===== INFORMATION SUPPLIED =====
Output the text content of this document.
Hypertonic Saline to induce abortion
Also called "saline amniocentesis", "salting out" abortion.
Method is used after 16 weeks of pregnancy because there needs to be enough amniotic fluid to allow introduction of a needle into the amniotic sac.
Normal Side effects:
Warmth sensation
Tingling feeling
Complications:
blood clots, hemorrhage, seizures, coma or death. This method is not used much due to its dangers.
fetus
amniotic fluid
=====
REQUIREMENT
Gather from the entries above all lines that include the string "abortion".

CORRECT RESPONSE
Hypertonic Saline to induce abortion
Also called "saline amniocentesis", "salting out" abortion.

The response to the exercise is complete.